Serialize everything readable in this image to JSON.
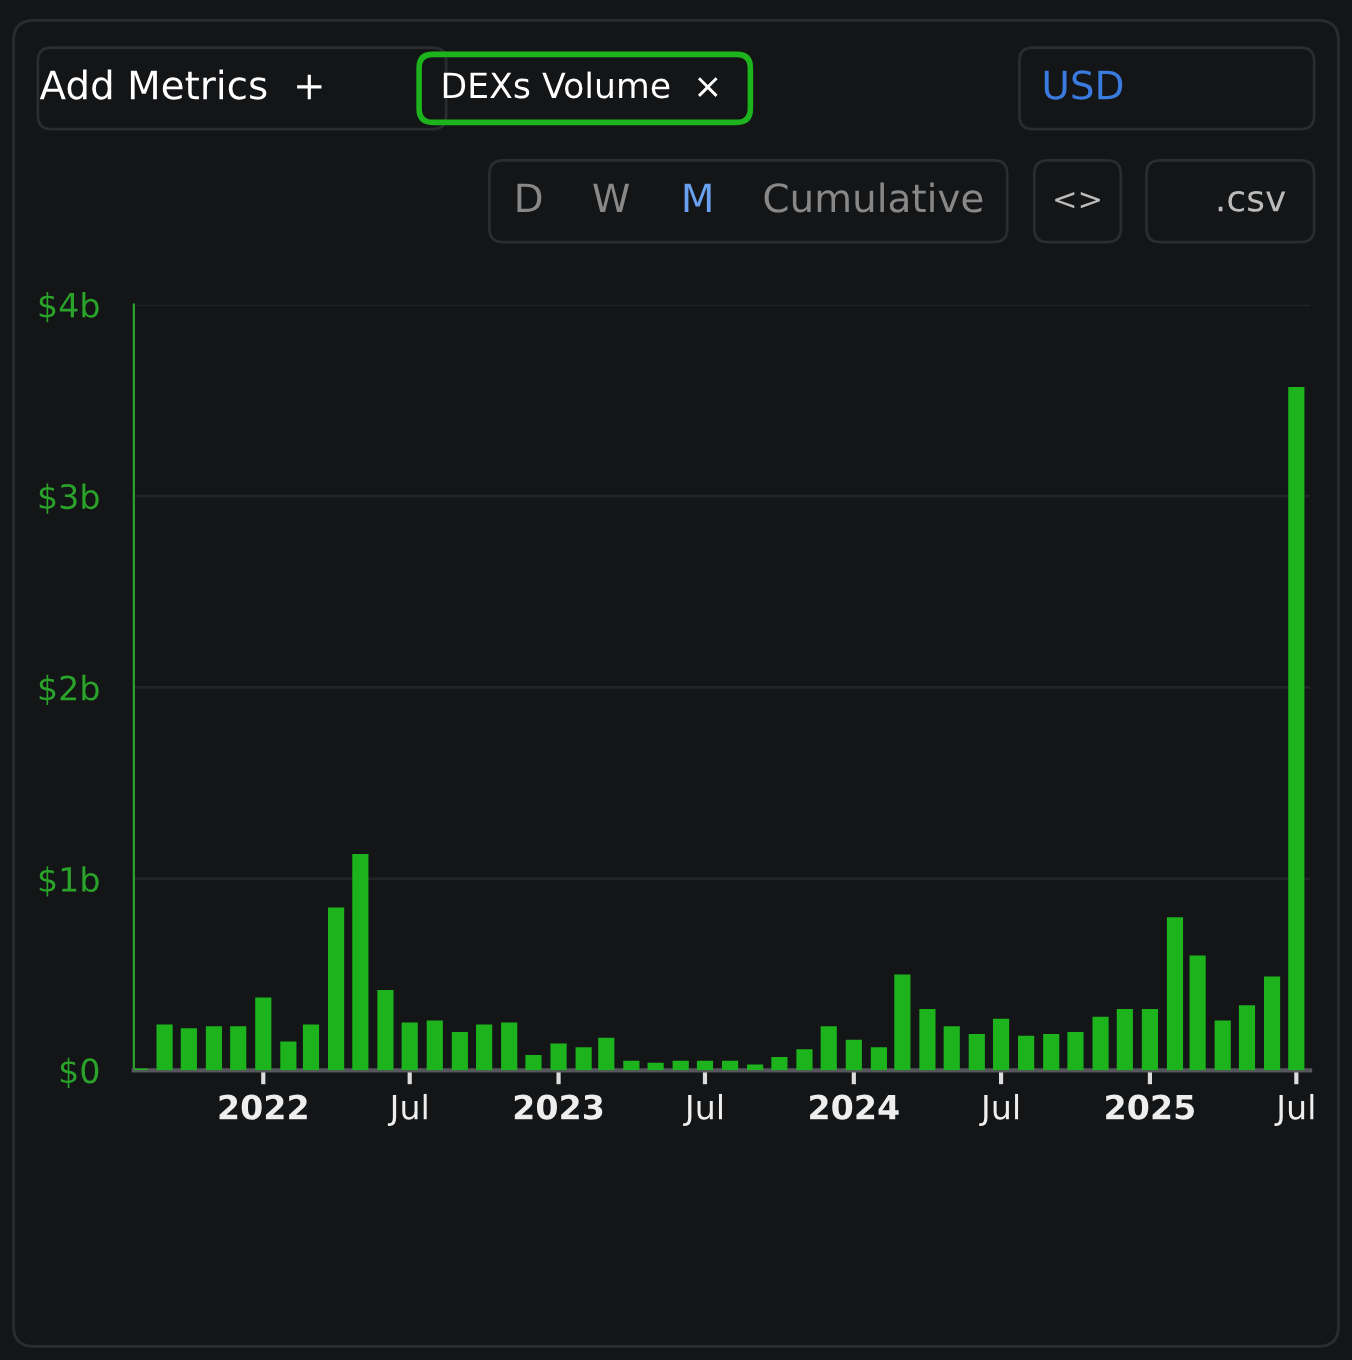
{
  "chart_data": {
    "type": "bar",
    "x": [
      "2021-08",
      "2021-09",
      "2021-10",
      "2021-11",
      "2021-12",
      "2022-01",
      "2022-02",
      "2022-03",
      "2022-04",
      "2022-05",
      "2022-06",
      "2022-07",
      "2022-08",
      "2022-09",
      "2022-10",
      "2022-11",
      "2022-12",
      "2023-01",
      "2023-02",
      "2023-03",
      "2023-04",
      "2023-05",
      "2023-06",
      "2023-07",
      "2023-08",
      "2023-09",
      "2023-10",
      "2023-11",
      "2023-12",
      "2024-01",
      "2024-02",
      "2024-03",
      "2024-04",
      "2024-05",
      "2024-06",
      "2024-07",
      "2024-08",
      "2024-09",
      "2024-10",
      "2024-11",
      "2024-12",
      "2025-01",
      "2025-02",
      "2025-03",
      "2025-04",
      "2025-05",
      "2025-06",
      "2025-07"
    ],
    "values": [
      0.01,
      0.24,
      0.22,
      0.23,
      0.23,
      0.38,
      0.15,
      0.24,
      0.85,
      1.13,
      0.42,
      0.25,
      0.26,
      0.2,
      0.24,
      0.25,
      0.08,
      0.14,
      0.12,
      0.17,
      0.05,
      0.04,
      0.05,
      0.05,
      0.05,
      0.03,
      0.07,
      0.11,
      0.23,
      0.16,
      0.12,
      0.5,
      0.32,
      0.23,
      0.19,
      0.27,
      0.18,
      0.19,
      0.2,
      0.28,
      0.32,
      0.32,
      0.8,
      0.6,
      0.26,
      0.34,
      0.49,
      3.57
    ],
    "color": "#1cb31c",
    "ylim": [
      0,
      4
    ],
    "yticks": [
      {
        "value": 0,
        "label": "$0"
      },
      {
        "value": 1,
        "label": "$1b"
      },
      {
        "value": 2,
        "label": "$2b"
      },
      {
        "value": 3,
        "label": "$3b"
      },
      {
        "value": 4,
        "label": "$4b"
      }
    ],
    "xlim": [
      "2021-07-25",
      "2025-07-18"
    ],
    "xticks": [
      {
        "value": "2022-01",
        "label": "2022"
      },
      {
        "value": "2022-07",
        "label": "Jul"
      },
      {
        "value": "2023-01",
        "label": "2023"
      },
      {
        "value": "2023-07",
        "label": "Jul"
      },
      {
        "value": "2024-01",
        "label": "2024"
      },
      {
        "value": "2024-07",
        "label": "Jul"
      },
      {
        "value": "2025-01",
        "label": "2025"
      },
      {
        "value": "2025-07",
        "label": "Jul"
      }
    ],
    "grid": "y",
    "annotations": [
      "Add Metrics  +",
      "DEXs Volume  ×",
      "USD",
      "D",
      "W",
      "M",
      "Cumulative",
      "<>",
      ".csv"
    ]
  }
}
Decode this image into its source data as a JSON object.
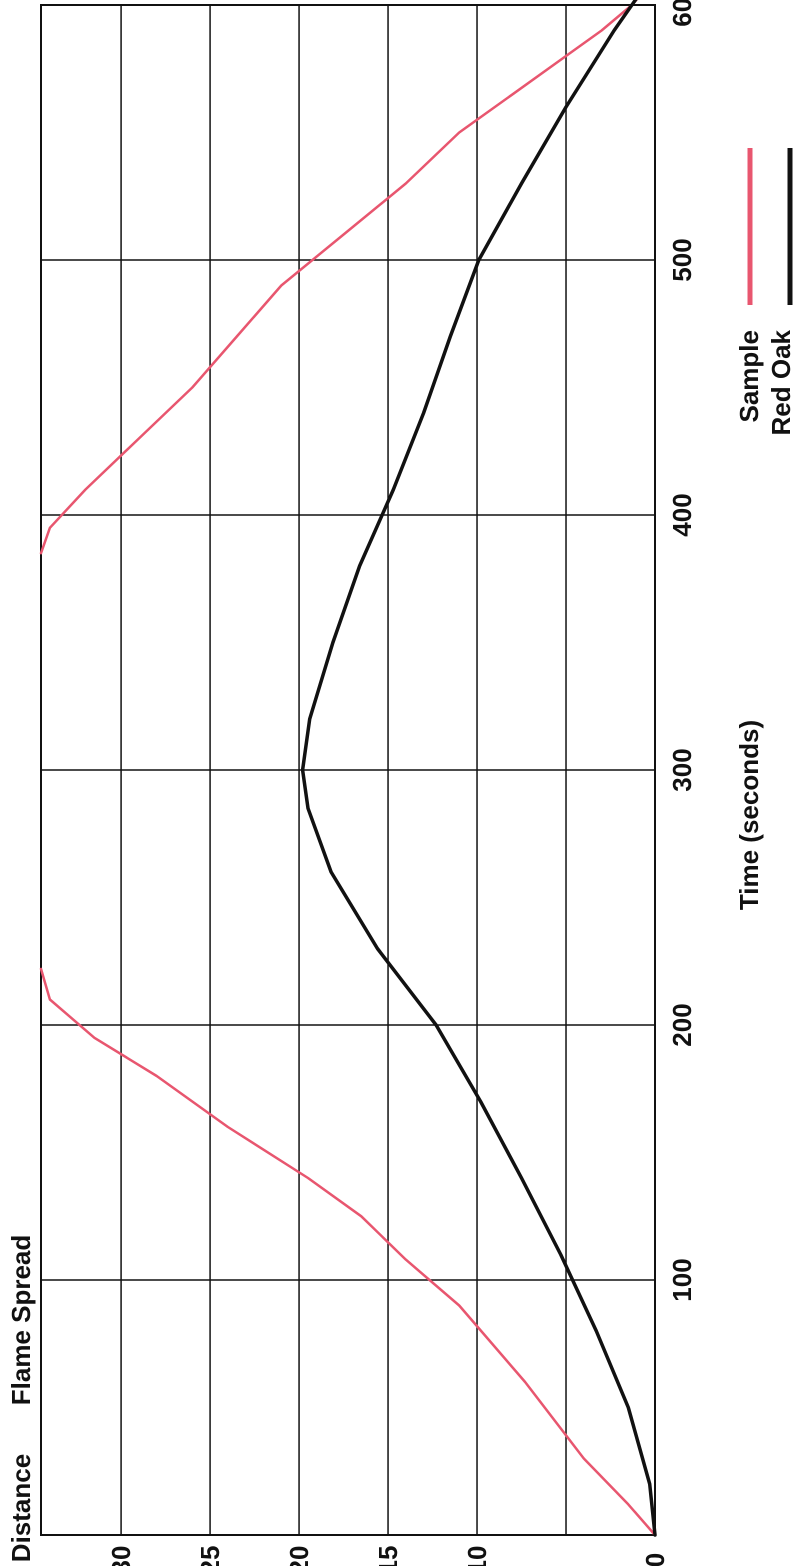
{
  "colors": {
    "sample": "#e8566f",
    "red_oak": "#111111",
    "grid": "#111111",
    "text": "#111111"
  },
  "chart_data": {
    "type": "line",
    "title": "Flame Spread",
    "ylabel": "Distance",
    "xlabel": "Time (seconds)",
    "xlim": [
      0,
      600
    ],
    "ylim": [
      0,
      34.5
    ],
    "x_ticks": [
      "100",
      "200",
      "300",
      "400",
      "500",
      "600"
    ],
    "y_ticks": [
      "0",
      "10",
      "15",
      "20",
      "25",
      "30"
    ],
    "y_tick_values": [
      0,
      10,
      15,
      20,
      25,
      30
    ],
    "grid": true,
    "legend_position": "bottom-right",
    "series": [
      {
        "name": "Sample",
        "color": "#e8566f",
        "segments": [
          [
            [
              0,
              0
            ],
            [
              12,
              1.5
            ],
            [
              30,
              4
            ],
            [
              60,
              7.3
            ],
            [
              90,
              11
            ],
            [
              108,
              14
            ],
            [
              125,
              16.5
            ],
            [
              140,
              19.5
            ],
            [
              160,
              24
            ],
            [
              180,
              28
            ],
            [
              195,
              31.5
            ],
            [
              210,
              34
            ],
            [
              222,
              34.5
            ]
          ],
          [
            [
              385,
              34.5
            ],
            [
              395,
              34
            ],
            [
              410,
              32
            ],
            [
              430,
              29
            ],
            [
              450,
              26
            ],
            [
              470,
              23.5
            ],
            [
              490,
              21
            ],
            [
              510,
              17.5
            ],
            [
              530,
              14
            ],
            [
              550,
              11
            ],
            [
              565,
              8
            ],
            [
              580,
              5
            ],
            [
              590,
              3
            ],
            [
              600,
              1.3
            ],
            [
              608,
              0.3
            ]
          ]
        ]
      },
      {
        "name": "Red Oak",
        "color": "#111111",
        "points": [
          [
            0,
            0
          ],
          [
            20,
            0.3
          ],
          [
            50,
            1.5
          ],
          [
            80,
            3.3
          ],
          [
            110,
            5.3
          ],
          [
            140,
            7.5
          ],
          [
            170,
            9.8
          ],
          [
            200,
            12.3
          ],
          [
            230,
            15.6
          ],
          [
            260,
            18.2
          ],
          [
            285,
            19.5
          ],
          [
            300,
            19.8
          ],
          [
            320,
            19.4
          ],
          [
            350,
            18.1
          ],
          [
            380,
            16.6
          ],
          [
            410,
            14.7
          ],
          [
            440,
            13.0
          ],
          [
            470,
            11.5
          ],
          [
            500,
            9.9
          ],
          [
            530,
            7.5
          ],
          [
            560,
            5.0
          ],
          [
            590,
            2.3
          ],
          [
            610,
            0.3
          ]
        ]
      }
    ]
  }
}
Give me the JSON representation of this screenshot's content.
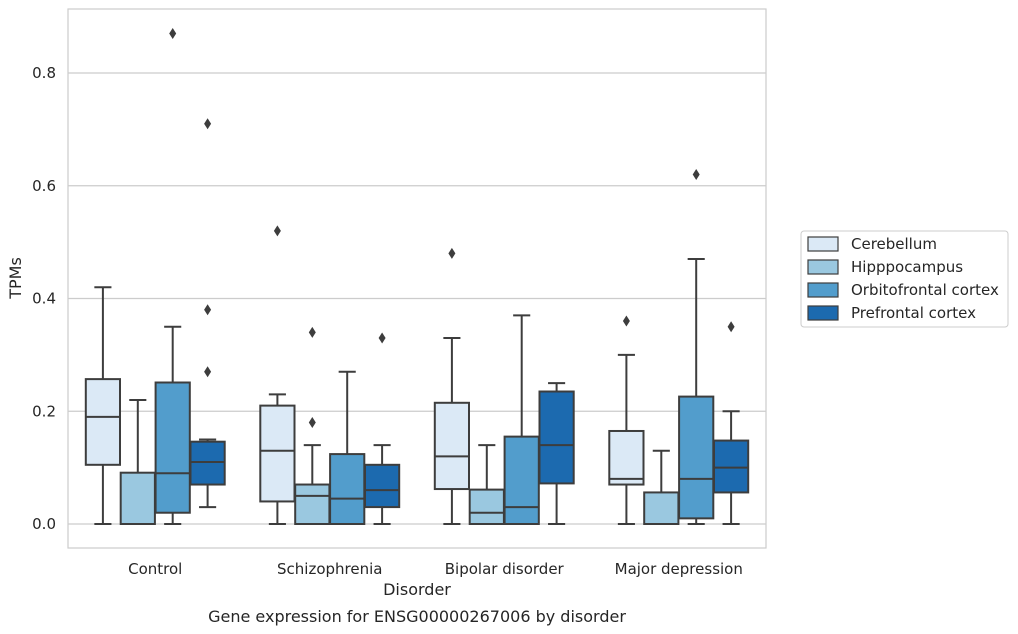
{
  "chart_data": {
    "type": "box",
    "title": "",
    "caption": "Gene expression for ENSG00000267006 by disorder",
    "xlabel": "Disorder",
    "ylabel": "TPMs",
    "ylim": [
      -0.042,
      0.92
    ],
    "yticks": [
      0.0,
      0.2,
      0.4,
      0.6,
      0.8
    ],
    "ytick_labels": [
      "0.0",
      "0.2",
      "0.4",
      "0.6",
      "0.8"
    ],
    "grid": "horizontal",
    "legend_position": "right",
    "categories": [
      "Control",
      "Schizophrenia",
      "Bipolar disorder",
      "Major depression"
    ],
    "series": [
      {
        "name": "Cerebellum",
        "color": "#dbe9f6",
        "boxes": [
          {
            "whislo": 0.0,
            "q1": 0.105,
            "med": 0.19,
            "q3": 0.257,
            "whishi": 0.42,
            "fliers": []
          },
          {
            "whislo": 0.0,
            "q1": 0.04,
            "med": 0.13,
            "q3": 0.21,
            "whishi": 0.23,
            "fliers": [
              0.52
            ]
          },
          {
            "whislo": 0.0,
            "q1": 0.062,
            "med": 0.12,
            "q3": 0.215,
            "whishi": 0.33,
            "fliers": [
              0.48
            ]
          },
          {
            "whislo": 0.0,
            "q1": 0.07,
            "med": 0.08,
            "q3": 0.165,
            "whishi": 0.3,
            "fliers": [
              0.36
            ]
          }
        ]
      },
      {
        "name": "Hipppocampus",
        "color": "#9ac8e0",
        "boxes": [
          {
            "whislo": 0.0,
            "q1": 0.0,
            "med": 0.0,
            "q3": 0.091,
            "whishi": 0.22,
            "fliers": []
          },
          {
            "whislo": 0.0,
            "q1": 0.0,
            "med": 0.05,
            "q3": 0.07,
            "whishi": 0.14,
            "fliers": [
              0.18,
              0.34
            ]
          },
          {
            "whislo": 0.0,
            "q1": 0.0,
            "med": 0.02,
            "q3": 0.061,
            "whishi": 0.14,
            "fliers": []
          },
          {
            "whislo": 0.0,
            "q1": 0.0,
            "med": 0.0,
            "q3": 0.056,
            "whishi": 0.13,
            "fliers": []
          }
        ]
      },
      {
        "name": "Orbitofrontal cortex",
        "color": "#529dcc",
        "boxes": [
          {
            "whislo": 0.0,
            "q1": 0.02,
            "med": 0.09,
            "q3": 0.251,
            "whishi": 0.35,
            "fliers": [
              0.87
            ]
          },
          {
            "whislo": 0.0,
            "q1": 0.0,
            "med": 0.045,
            "q3": 0.124,
            "whishi": 0.27,
            "fliers": []
          },
          {
            "whislo": 0.0,
            "q1": 0.0,
            "med": 0.03,
            "q3": 0.155,
            "whishi": 0.37,
            "fliers": []
          },
          {
            "whislo": 0.0,
            "q1": 0.01,
            "med": 0.08,
            "q3": 0.226,
            "whishi": 0.47,
            "fliers": [
              0.62
            ]
          }
        ]
      },
      {
        "name": "Prefrontal cortex",
        "color": "#1c6aaf",
        "boxes": [
          {
            "whislo": 0.03,
            "q1": 0.07,
            "med": 0.11,
            "q3": 0.146,
            "whishi": 0.15,
            "fliers": [
              0.71,
              0.38,
              0.27
            ]
          },
          {
            "whislo": 0.0,
            "q1": 0.03,
            "med": 0.06,
            "q3": 0.105,
            "whishi": 0.14,
            "fliers": [
              0.33
            ]
          },
          {
            "whislo": 0.0,
            "q1": 0.072,
            "med": 0.14,
            "q3": 0.235,
            "whishi": 0.25,
            "fliers": []
          },
          {
            "whislo": 0.0,
            "q1": 0.056,
            "med": 0.1,
            "q3": 0.148,
            "whishi": 0.2,
            "fliers": [
              0.35
            ]
          }
        ]
      }
    ]
  }
}
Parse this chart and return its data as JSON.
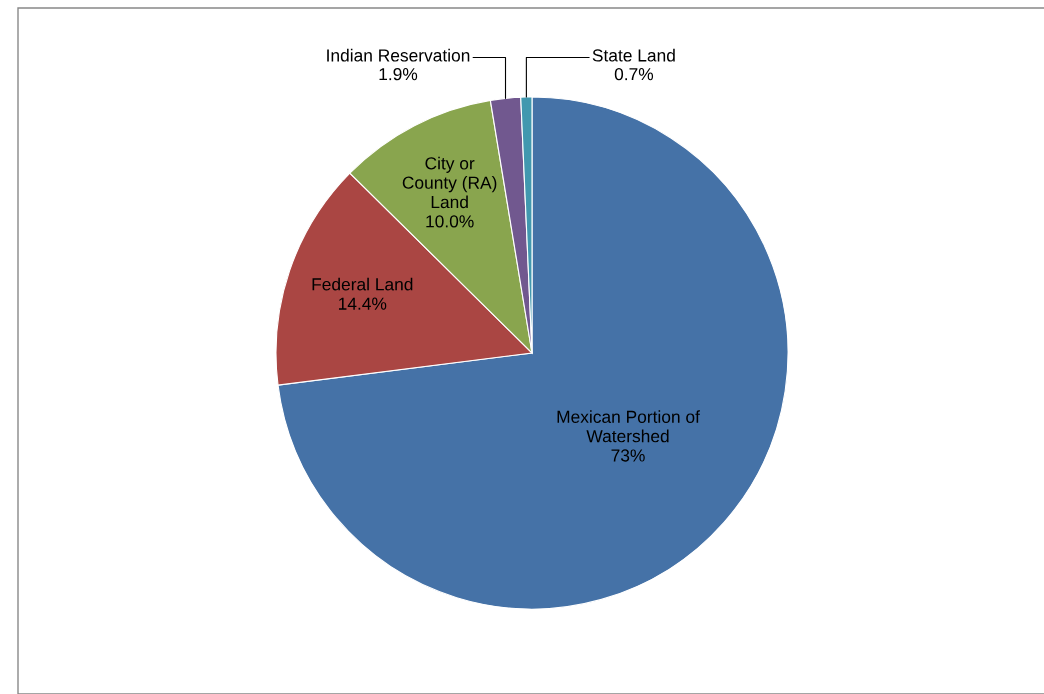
{
  "chart_data": {
    "type": "pie",
    "categories": [
      "Mexican Portion of\nWatershed",
      "Federal Land",
      "City or\nCounty (RA)\nLand",
      "Indian Reservation",
      "State Land"
    ],
    "values": [
      73,
      14.4,
      10.0,
      1.9,
      0.7
    ],
    "value_labels": [
      "73%",
      "14.4%",
      "10.0%",
      "1.9%",
      "0.7%"
    ],
    "colors": [
      "#4572a7",
      "#aa4643",
      "#89a54e",
      "#71588f",
      "#4198af"
    ],
    "legend": false
  }
}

+ + + +

▶ The task: Every line of the listing that holds "image" should be found and copied.

▶ The solution:
Serialize everything readable in this image to JSON.
Decode this image into its source data as a JSON object.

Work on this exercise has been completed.